[Page excerpt Boundary: Start]

It’s Not 1989 Anymore

Taylor Swift has had a busy fall. In October she released her latest album, 1989, which sold a staggering 1.287 million copies in its first seven days, making Swift the only woman to have three albums sell over a million copies in a single week. Then this past November, she single-handedly challenged the commercial structure of the music industry. On November 3rd, Swift’s music was unceremoniously pulled from Spotify, one of the largest music streaming platforms, in a grand gesture denouncing making music freely available.

Cue the shockwaves.

Debate erupted over the move, with people either lauding Taylor as a champion of artist rights or condemning what seemed a transparent bid for more money.

Whether fueled by artistic integrity or opportunism, the move shows a fundamental misunderstanding of where the market is headed – or, conversely, a blatant disregard.

Swift’s major miscalculation here is that streaming services are bringing about the decline of the music industry. The truth is that pirating already accomplished that years ago. Streaming was introduced as a legal countermeasure to the rampant theft of digital products. For a generation already accustomed to instant and affordable gratification, meeting them in the middle was the only viable solution.

Realistically, selling albums will no longer be the primary revenue stream for either musicians or the music industry as a whole – and that’s the result of digital culture, not Spotify opportunism. Touring, merchandise, and endorsements have all stepped up over the past decade to fill the gaping void left by free falling album numbers.

Most significantly, Swift has misunderstood the true benefit of streaming services (hint: it’s not income). For those artists who aren’t already world-famous, Spotify’s value lies in its potential to raise awareness. With its curated playlists, Pandora-esque radio function, and bottomless library of music that subscribers can instantly access without forking over $20, Spotify has opened the door for smaller, indie acts to compete with the megastars. Streaming has leveled the playing field.

At the end of the day, this stunt only worked for Taylor because she’s, well, Taylor Swift. While Spotify users will now have to look elsewhere for their emotional, empathetic break-up anthems, Swift’s grand gesture won’t bring about the end of streaming culture. It’s a digital world and we’re a digital culture. Welcome to 2014, Taylor.

[Page excerpt Boundary: End]

What does the article on Taylor Swift and Spotify state about each of these?
1. How many copies did 1989 sell in its first seven days?
2. On what date was Swift's music pulled from Spotify?
3. Which three things have stepped up over the past decade to fill the void left by falling album numbers?

[Dataset records Boundary: Start]

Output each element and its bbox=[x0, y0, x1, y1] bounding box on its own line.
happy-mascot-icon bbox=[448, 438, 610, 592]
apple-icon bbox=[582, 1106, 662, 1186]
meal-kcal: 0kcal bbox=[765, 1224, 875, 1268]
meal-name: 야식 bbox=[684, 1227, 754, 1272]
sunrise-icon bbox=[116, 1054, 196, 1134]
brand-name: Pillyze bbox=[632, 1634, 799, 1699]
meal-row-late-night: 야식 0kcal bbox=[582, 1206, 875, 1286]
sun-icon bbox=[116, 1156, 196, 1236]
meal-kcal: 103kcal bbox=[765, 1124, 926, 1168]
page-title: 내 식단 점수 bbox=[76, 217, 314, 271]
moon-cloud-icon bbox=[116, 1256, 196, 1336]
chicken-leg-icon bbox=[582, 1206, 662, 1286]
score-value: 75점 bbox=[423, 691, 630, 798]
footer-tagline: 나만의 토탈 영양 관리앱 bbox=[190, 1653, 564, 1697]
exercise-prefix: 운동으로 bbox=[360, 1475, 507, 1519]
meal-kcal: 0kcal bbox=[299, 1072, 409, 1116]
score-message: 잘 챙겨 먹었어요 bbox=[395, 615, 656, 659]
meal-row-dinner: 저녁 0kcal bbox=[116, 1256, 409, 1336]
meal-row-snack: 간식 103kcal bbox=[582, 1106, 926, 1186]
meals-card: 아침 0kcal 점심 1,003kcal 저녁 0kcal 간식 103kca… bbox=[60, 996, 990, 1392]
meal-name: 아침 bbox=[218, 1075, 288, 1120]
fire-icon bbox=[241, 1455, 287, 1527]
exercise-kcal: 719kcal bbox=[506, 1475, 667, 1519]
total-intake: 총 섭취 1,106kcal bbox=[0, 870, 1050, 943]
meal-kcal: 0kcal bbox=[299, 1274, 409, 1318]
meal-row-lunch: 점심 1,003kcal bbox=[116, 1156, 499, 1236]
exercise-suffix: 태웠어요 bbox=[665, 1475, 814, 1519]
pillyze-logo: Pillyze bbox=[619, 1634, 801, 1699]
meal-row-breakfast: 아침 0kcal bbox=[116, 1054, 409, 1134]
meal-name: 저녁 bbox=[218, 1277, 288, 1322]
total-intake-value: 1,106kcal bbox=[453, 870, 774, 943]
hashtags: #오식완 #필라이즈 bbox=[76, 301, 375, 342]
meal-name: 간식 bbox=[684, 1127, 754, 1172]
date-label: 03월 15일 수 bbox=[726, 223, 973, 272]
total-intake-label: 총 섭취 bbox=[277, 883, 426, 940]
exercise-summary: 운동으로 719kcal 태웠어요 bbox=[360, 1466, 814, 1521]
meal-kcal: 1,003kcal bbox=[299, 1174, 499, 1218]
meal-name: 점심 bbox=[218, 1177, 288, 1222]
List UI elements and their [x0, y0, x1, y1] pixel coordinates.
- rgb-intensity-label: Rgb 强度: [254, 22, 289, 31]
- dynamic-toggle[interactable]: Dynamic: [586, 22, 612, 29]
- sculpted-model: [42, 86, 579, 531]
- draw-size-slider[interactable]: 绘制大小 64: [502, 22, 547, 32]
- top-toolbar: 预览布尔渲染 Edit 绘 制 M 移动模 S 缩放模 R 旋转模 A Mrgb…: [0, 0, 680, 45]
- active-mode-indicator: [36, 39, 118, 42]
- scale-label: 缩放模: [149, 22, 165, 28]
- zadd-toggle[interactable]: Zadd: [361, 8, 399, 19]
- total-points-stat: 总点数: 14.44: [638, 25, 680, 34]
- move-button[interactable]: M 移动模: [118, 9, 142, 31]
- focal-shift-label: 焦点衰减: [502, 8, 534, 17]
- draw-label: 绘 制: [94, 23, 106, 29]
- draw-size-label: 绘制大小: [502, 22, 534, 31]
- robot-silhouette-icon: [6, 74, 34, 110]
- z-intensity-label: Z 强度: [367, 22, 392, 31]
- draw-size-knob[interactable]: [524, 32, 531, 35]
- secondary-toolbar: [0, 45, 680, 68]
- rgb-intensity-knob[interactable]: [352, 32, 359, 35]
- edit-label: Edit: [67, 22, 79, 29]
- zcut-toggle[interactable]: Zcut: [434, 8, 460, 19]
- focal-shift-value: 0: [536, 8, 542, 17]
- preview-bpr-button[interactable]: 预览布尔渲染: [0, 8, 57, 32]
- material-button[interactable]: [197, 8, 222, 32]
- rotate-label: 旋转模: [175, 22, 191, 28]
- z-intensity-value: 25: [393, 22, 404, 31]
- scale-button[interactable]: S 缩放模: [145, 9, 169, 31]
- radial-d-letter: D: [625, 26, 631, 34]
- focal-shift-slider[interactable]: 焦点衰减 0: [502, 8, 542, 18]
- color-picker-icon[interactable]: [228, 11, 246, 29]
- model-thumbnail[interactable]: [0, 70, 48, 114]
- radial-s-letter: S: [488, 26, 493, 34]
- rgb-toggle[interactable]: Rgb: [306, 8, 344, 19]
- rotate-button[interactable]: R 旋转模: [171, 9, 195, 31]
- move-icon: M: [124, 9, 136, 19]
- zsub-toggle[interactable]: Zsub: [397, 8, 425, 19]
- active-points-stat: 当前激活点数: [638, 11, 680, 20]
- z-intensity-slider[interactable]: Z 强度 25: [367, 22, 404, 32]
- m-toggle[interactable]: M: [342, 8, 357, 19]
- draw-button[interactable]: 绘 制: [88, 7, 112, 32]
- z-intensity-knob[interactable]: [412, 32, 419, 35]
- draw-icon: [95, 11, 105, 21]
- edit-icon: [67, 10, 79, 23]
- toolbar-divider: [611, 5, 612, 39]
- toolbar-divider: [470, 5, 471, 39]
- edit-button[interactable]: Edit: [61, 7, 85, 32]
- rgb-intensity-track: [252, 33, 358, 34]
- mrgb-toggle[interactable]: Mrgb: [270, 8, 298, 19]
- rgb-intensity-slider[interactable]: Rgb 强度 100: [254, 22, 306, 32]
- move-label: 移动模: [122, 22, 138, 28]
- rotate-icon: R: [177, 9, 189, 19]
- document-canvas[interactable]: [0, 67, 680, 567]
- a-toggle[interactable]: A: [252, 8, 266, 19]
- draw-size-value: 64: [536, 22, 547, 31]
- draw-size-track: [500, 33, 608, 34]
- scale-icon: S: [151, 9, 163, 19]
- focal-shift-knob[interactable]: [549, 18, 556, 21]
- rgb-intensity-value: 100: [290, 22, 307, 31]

[Dataset records Boundary: End]

# Task output
1. 1.287 million copies
2. November 3rd
3. Touring, merchandise, and endorsements